Problem to solve
All the entries need to be quoted exactly, apart from the pictures, which you should drop.

Supplied data

.....

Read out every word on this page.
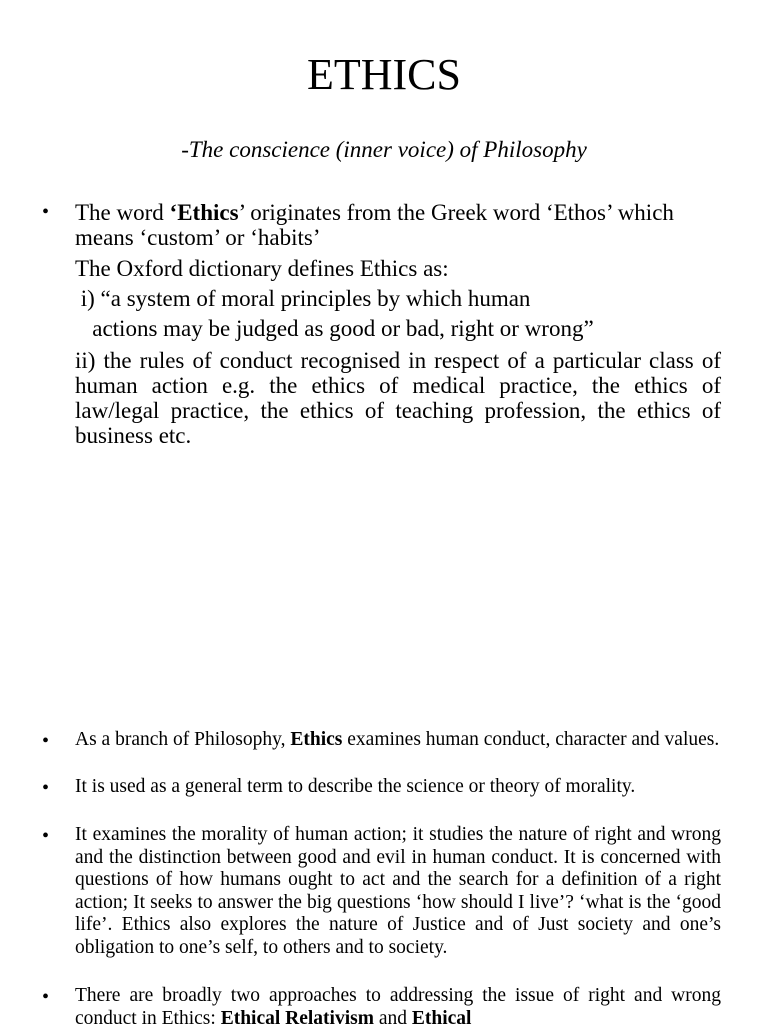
ETHICS
-The conscience (inner voice) of Philosophy
• The word ‘Ethics’ originates from the Greek word ‘Ethos’ which means ‘custom’ or ‘habits’

The Oxford dictionary defines Ethics as:

i) “a system of moral principles by which human

actions may be judged as good or bad, right or wrong”

ii) the rules of conduct recognised in respect of a particular class of human action e.g. the ethics of medical practice, the ethics of law/legal practice, the ethics of teaching profession, the ethics of business etc.

• As a branch of Philosophy, Ethics examines human conduct, character and values.

• It is used as a general term to describe the science or theory of morality.

• It examines the morality of human action; it studies the nature of right and wrong and the distinction between good and evil in human conduct. It is concerned with questions of how humans ought to act and the search for a definition of a right action; It seeks to answer the big questions ‘how should I live’? ‘what is the ‘good life’. Ethics also explores the nature of Justice and of Just society and one’s obligation to one’s self, to others and to society.

• There are broadly two approaches to addressing the issue of right and wrong conduct in Ethics: Ethical Relativism and Ethical
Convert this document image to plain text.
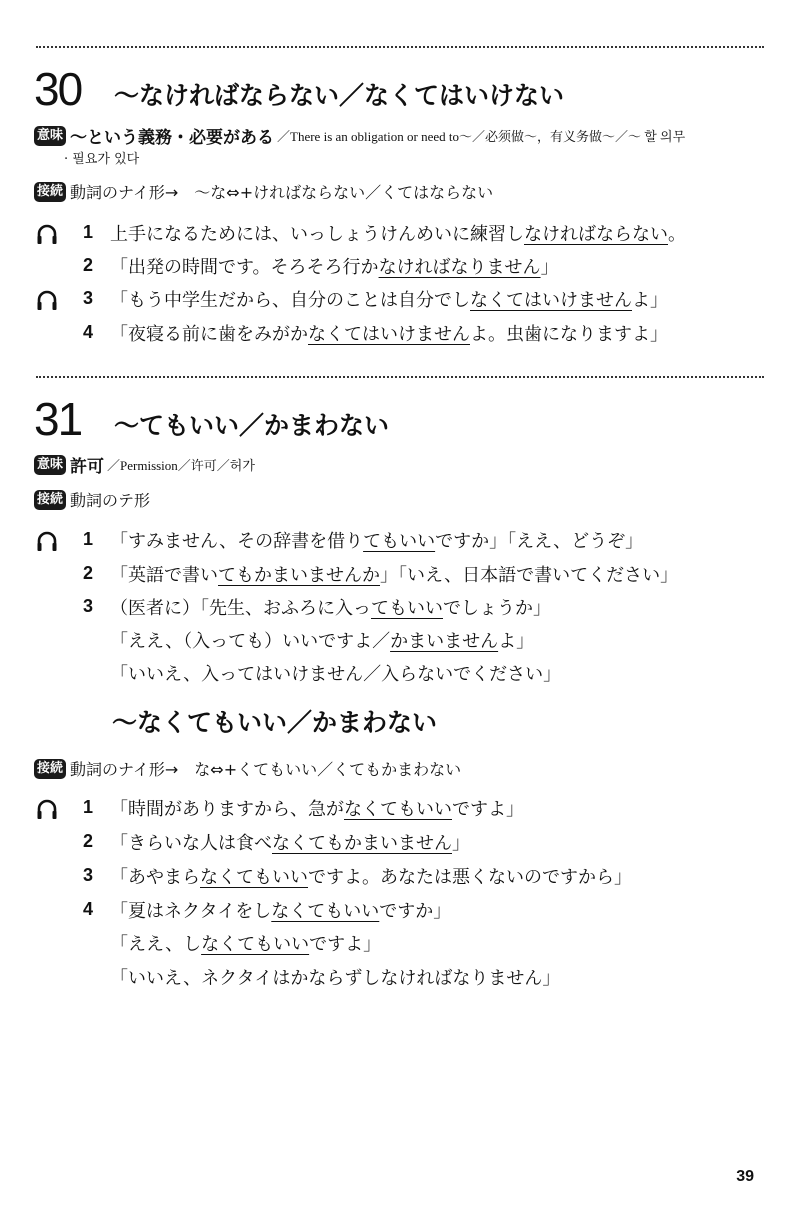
30	～なければならない／なくてはいけない
意味 ～という義務・必要がある ／There is an obligation or need to～／必须做～，有义务做～／～ 할 의무
· 필요가 있다
接続 動詞のナイ形→　～な⇔+ければならない／くてはならない
1 上手になるためには、いっしょうけんめいに練習しなければならない。
2 「出発の時間です。そろそろ行かなければなりません」
3 「もう中学生だから、自分のことは自分でしなくてはいけませんよ」
4 「夜寝る前に歯をみがかなくてはいけませんよ。虫歯になりますよ」
31	～てもいい／かまわない
意味 許可 ／Permission／许可／허가
接続 動詞のテ形
1 「すみません、その辞書を借りてもいいですか」「ええ、どうぞ」
2 「英語で書いてもかまいませんか」「いえ、日本語で書いてください」
3 （医者に）「先生、おふろに入ってもいいでしょうか」
「ええ、（入っても）いいですよ／かまいませんよ」
「いいえ、入ってはいけません／入らないでください」
～なくてもいい／かまわない
接続 動詞のナイ形→　な⇔+くてもいい／くてもかまわない
1 「時間がありますから、急がなくてもいいですよ」
2 「きらいな人は食べなくてもかまいません」
3 「あやまらなくてもいいですよ。あなたは悪くないのですから」
4 「夏はネクタイをしなくてもいいですか」
「ええ、しなくてもいいですよ」
「いいえ、ネクタイはかならずしなければなりません」
39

.....

Full output
Read out every word on this page.
ETHICS
-The conscience (inner voice) of Philosophy
• The word ‘Ethics’ originates from the Greek word ‘Ethos’ which means ‘custom’ or ‘habits’

The Oxford dictionary defines Ethics as:

i) “a system of moral principles by which human

actions may be judged as good or bad, right or wrong”

ii) the rules of conduct recognised in respect of a particular class of human action e.g. the ethics of medical practice, the ethics of law/legal practice, the ethics of teaching profession, the ethics of business etc.

• As a branch of Philosophy, Ethics examines human conduct, character and values.

• It is used as a general term to describe the science or theory of morality.

• It examines the morality of human action; it studies the nature of right and wrong and the distinction between good and evil in human conduct. It is concerned with questions of how humans ought to act and the search for a definition of a right action; It seeks to answer the big questions ‘how should I live’? ‘what is the ‘good life’. Ethics also explores the nature of Justice and of Just society and one’s obligation to one’s self, to others and to society.

• There are broadly two approaches to addressing the issue of right and wrong conduct in Ethics: Ethical Relativism and Ethical
Convert this document image to plain text.
30	～なければならない／なくてはいけない
意味 ～という義務・必要がある ／There is an obligation or need to～／必须做～，有义务做～／～ 할 의무
· 필요가 있다
接続 動詞のナイ形→　～な⇔+ければならない／くてはならない
1 上手になるためには、いっしょうけんめいに練習しなければならない。
2 「出発の時間です。そろそろ行かなければなりません」
3 「もう中学生だから、自分のことは自分でしなくてはいけませんよ」
4 「夜寝る前に歯をみがかなくてはいけませんよ。虫歯になりますよ」
31	～てもいい／かまわない
意味 許可 ／Permission／许可／허가
接続 動詞のテ形
1 「すみません、その辞書を借りてもいいですか」「ええ、どうぞ」
2 「英語で書いてもかまいませんか」「いえ、日本語で書いてください」
3 （医者に）「先生、おふろに入ってもいいでしょうか」
「ええ、（入っても）いいですよ／かまいませんよ」
「いいえ、入ってはいけません／入らないでください」
～なくてもいい／かまわない
接続 動詞のナイ形→　な⇔+くてもいい／くてもかまわない
1 「時間がありますから、急がなくてもいいですよ」
2 「きらいな人は食べなくてもかまいません」
3 「あやまらなくてもいいですよ。あなたは悪くないのですから」
4 「夏はネクタイをしなくてもいいですか」
「ええ、しなくてもいいですよ」
「いいえ、ネクタイはかならずしなければなりません」
39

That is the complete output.